*What this task involves*
Report each line of the data that has "text" somewhere in it.

Collection entries:

[start]

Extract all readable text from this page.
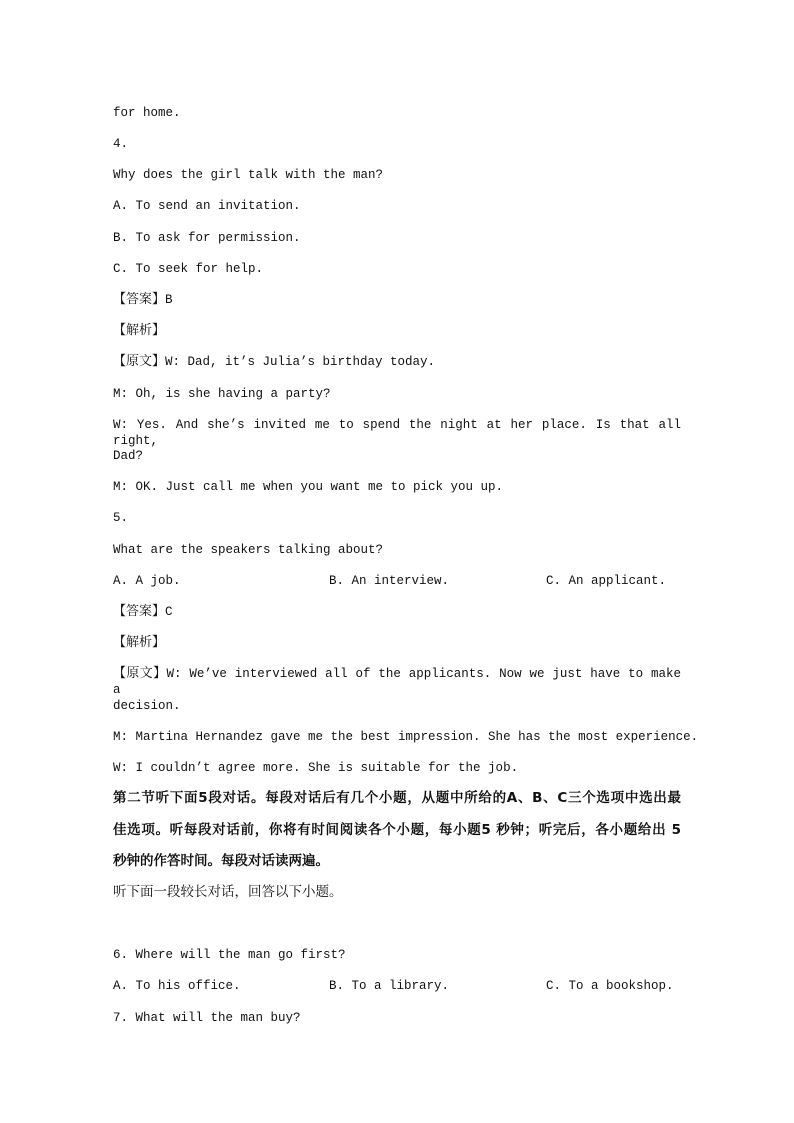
for home.
4.
Why does the girl talk with the man?
A. To send an invitation.
B. To ask for permission.
C. To seek for help.
【答案】B
【解析】
【原文】W: Dad, it’s Julia’s birthday today.
M: Oh, is she having a party?
W: Yes. And she’s invited me to spend the night at her place. Is that all right,
Dad?
M: OK. Just call me when you want me to pick you up.
5.
What are the speakers talking about?
A. A job.	B. An interview.	C. An applicant.
【答案】C
【解析】
【原文】W: We’ve interviewed all of the applicants. Now we just have to make a
decision.
M: Martina Hernandez gave me the best impression. She has the most experience.
W: I couldn’t agree more. She is suitable for the job.
第二节听下面5段对话。每段对话后有几个小题，从题中所给的A、B、C三个选项中选出最
佳选项。听每段对话前，你将有时间阅读各个小题，每小题5 秒钟；听完后，各小题给出 5
秒钟的作答时间。每段对话读两遍。
听下面一段较长对话，回答以下小题。
6. Where will the man go first?
A. To his office.	B. To a library.	C. To a bookshop.
7. What will the man buy?
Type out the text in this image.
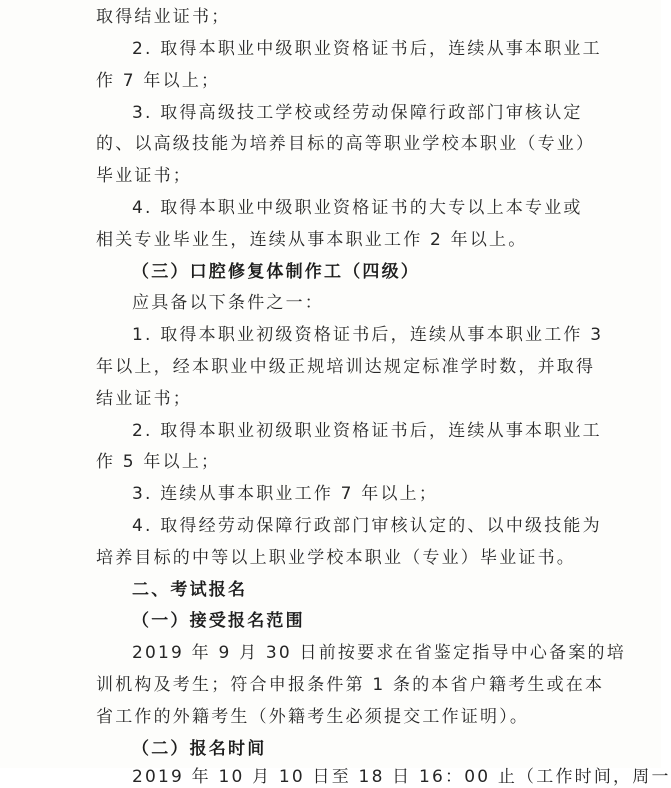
取得结业证书；
2. 取得本职业中级职业资格证书后，连续从事本职业工
作 7 年以上；
3. 取得高级技工学校或经劳动保障行政部门审核认定
的、以高级技能为培养目标的高等职业学校本职业（专业）
毕业证书；
4. 取得本职业中级职业资格证书的大专以上本专业或
相关专业毕业生，连续从事本职业工作 2 年以上。
（三）口腔修复体制作工（四级）
应具备以下条件之一：
1. 取得本职业初级资格证书后，连续从事本职业工作 3
年以上，经本职业中级正规培训达规定标准学时数，并取得
结业证书；
2. 取得本职业初级职业资格证书后，连续从事本职业工
作 5 年以上；
3. 连续从事本职业工作 7 年以上；
4. 取得经劳动保障行政部门审核认定的、以中级技能为
培养目标的中等以上职业学校本职业（专业）毕业证书。
二、考试报名
（一）接受报名范围
2019 年 9 月 30 日前按要求在省鉴定指导中心备案的培
训机构及考生；符合申报条件第 1 条的本省户籍考生或在本
省工作的外籍考生（外籍考生必须提交工作证明）。
（二）报名时间
2019 年 10 月 10 日至 18 日 16：00 止（工作时间，周一
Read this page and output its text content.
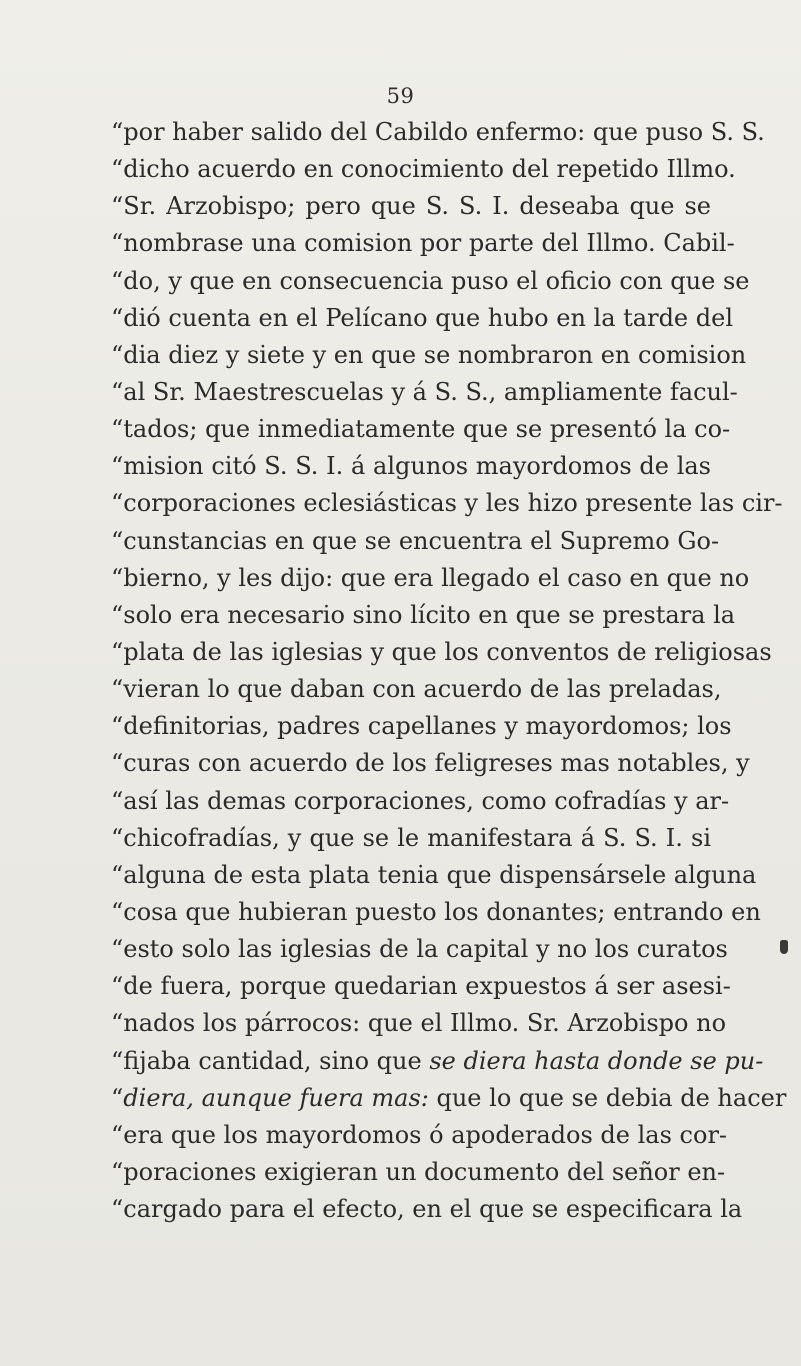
59
“por haber salido del Cabildo enfermo: que puso S. S.
“dicho acuerdo en conocimiento del repetido Illmo.
“Sr. Arzobispo; pero que S. S. I. deseaba que se
“nombrase una comision por parte del Illmo. Cabil-
“do, y que en consecuencia puso el oficio con que se
“dió cuenta en el Pelícano que hubo en la tarde del
“dia diez y siete y en que se nombraron en comision
“al Sr. Maestrescuelas y á S. S., ampliamente facul-
“tados; que inmediatamente que se presentó la co-
“mision citó S. S. I. á algunos mayordomos de las
“corporaciones eclesiásticas y les hizo presente las cir-
“cunstancias en que se encuentra el Supremo Go-
“bierno, y les dijo: que era llegado el caso en que no
“solo era necesario sino lícito en que se prestara la
“plata de las iglesias y que los conventos de religiosas
“vieran lo que daban con acuerdo de las preladas,
“definitorias, padres capellanes y mayordomos; los
“curas con acuerdo de los feligreses mas notables, y
“así las demas corporaciones, como cofradías y ar-
“chicofradías, y que se le manifestara á S. S. I. si
“alguna de esta plata tenia que dispensársele alguna
“cosa que hubieran puesto los donantes; entrando en
“esto solo las iglesias de la capital y no los curatos
“de fuera, porque quedarian expuestos á ser asesi-
“nados los párrocos: que el Illmo. Sr. Arzobispo no
“fijaba cantidad, sino que se diera hasta donde se pu-
“diera, aunque fuera mas: que lo que se debia de hacer
“era que los mayordomos ó apoderados de las cor-
“poraciones exigieran un documento del señor en-
“cargado para el efecto, en el que se especificara la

[end]

*Answer for this exercise*
Extract all readable text from this page.
Type out the text in this image.
Read this page and output its text content.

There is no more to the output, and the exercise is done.